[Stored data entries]
= = =

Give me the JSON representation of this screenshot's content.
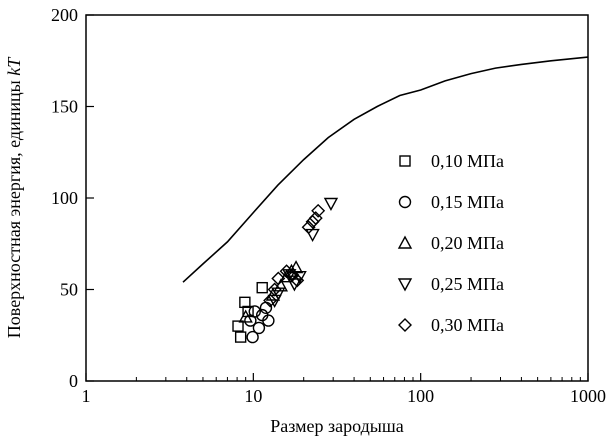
{
  "chart_data": {
    "type": "scatter",
    "title": "",
    "xlabel": "Размер зародыша",
    "ylabel_parts": [
      "Поверхностная энергия, единицы ",
      "kT"
    ],
    "x_scale": "log",
    "xlim": [
      1,
      1000
    ],
    "ylim": [
      0,
      200
    ],
    "x_ticks": [
      1,
      10,
      100,
      1000
    ],
    "x_tick_labels": [
      "1",
      "10",
      "100",
      "1000"
    ],
    "y_ticks": [
      0,
      50,
      100,
      150,
      200
    ],
    "y_tick_labels": [
      "0",
      "50",
      "100",
      "150",
      "200"
    ],
    "grid": false,
    "legend_position": "right",
    "curve": {
      "x": [
        3.8,
        5,
        7,
        10,
        14,
        20,
        28,
        40,
        55,
        75,
        100,
        140,
        200,
        280,
        400,
        600,
        1000
      ],
      "y": [
        54,
        64,
        76,
        92,
        107,
        121,
        133,
        143,
        150,
        156,
        159,
        164,
        168,
        171,
        173,
        175,
        177
      ]
    },
    "series": [
      {
        "name": "0,10 МПа",
        "marker": "square",
        "x": [
          8.1,
          8.4,
          8.9,
          9.3,
          11.3
        ],
        "y": [
          30,
          24,
          43,
          38,
          51
        ]
      },
      {
        "name": "0,15 МПа",
        "marker": "circle",
        "x": [
          9.6,
          9.9,
          10.2,
          10.8,
          11.3,
          11.9,
          12.3
        ],
        "y": [
          33,
          24,
          38,
          29,
          36,
          40,
          33
        ]
      },
      {
        "name": "0,20 МПа",
        "marker": "triangle-up",
        "x": [
          9.0,
          13.1,
          14.6,
          15.8,
          16.9,
          18.0
        ],
        "y": [
          35,
          47,
          52,
          57,
          60,
          62
        ]
      },
      {
        "name": "0,25 МПа",
        "marker": "triangle-down",
        "x": [
          13.4,
          14.1,
          16.4,
          17.6,
          18.9,
          22.6,
          29.1
        ],
        "y": [
          44,
          48,
          58,
          53,
          57,
          80,
          97
        ]
      },
      {
        "name": "0,30 МПа",
        "marker": "diamond",
        "x": [
          12.6,
          13.4,
          14.1,
          15.8,
          17.1,
          18.3,
          21.4,
          22.6,
          23.6,
          24.4
        ],
        "y": [
          44,
          50,
          56,
          60,
          58,
          55,
          84,
          87,
          89,
          93
        ]
      }
    ]
  }
}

= = =

[Given exercise] Pull out every line of the records that includes the string "triangle".

[Result of the exercise]
        "marker": "triangle-up",
        "marker": "triangle-down",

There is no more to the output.